Output every line below exactly.

(Dataset excerpts)
══════════════════════════════
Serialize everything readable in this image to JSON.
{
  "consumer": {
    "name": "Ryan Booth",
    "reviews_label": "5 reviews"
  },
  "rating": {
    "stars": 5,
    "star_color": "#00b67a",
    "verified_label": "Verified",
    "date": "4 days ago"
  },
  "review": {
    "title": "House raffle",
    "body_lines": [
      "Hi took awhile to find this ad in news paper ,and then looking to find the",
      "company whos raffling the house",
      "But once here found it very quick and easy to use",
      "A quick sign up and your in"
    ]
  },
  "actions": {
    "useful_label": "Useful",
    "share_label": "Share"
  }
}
══════════════════════════════
— SOLUTION TO THE EXERCISE —
Serialize everything readable in this image to JSON.
{
  "consumer": {
    "name": "Ryan Booth",
    "reviews_label": "5 reviews"
  },
  "rating": {
    "stars": 5,
    "star_color": "#00b67a",
    "verified_label": "Verified",
    "date": "4 days ago"
  },
  "review": {
    "title": "House raffle",
    "body_lines": [
      "Hi took awhile to find this ad in news paper ,and then looking to find the",
      "company whos raffling the house",
      "But once here found it very quick and easy to use",
      "A quick sign up and your in"
    ]
  },
  "actions": {
    "useful_label": "Useful",
    "share_label": "Share"
  }
}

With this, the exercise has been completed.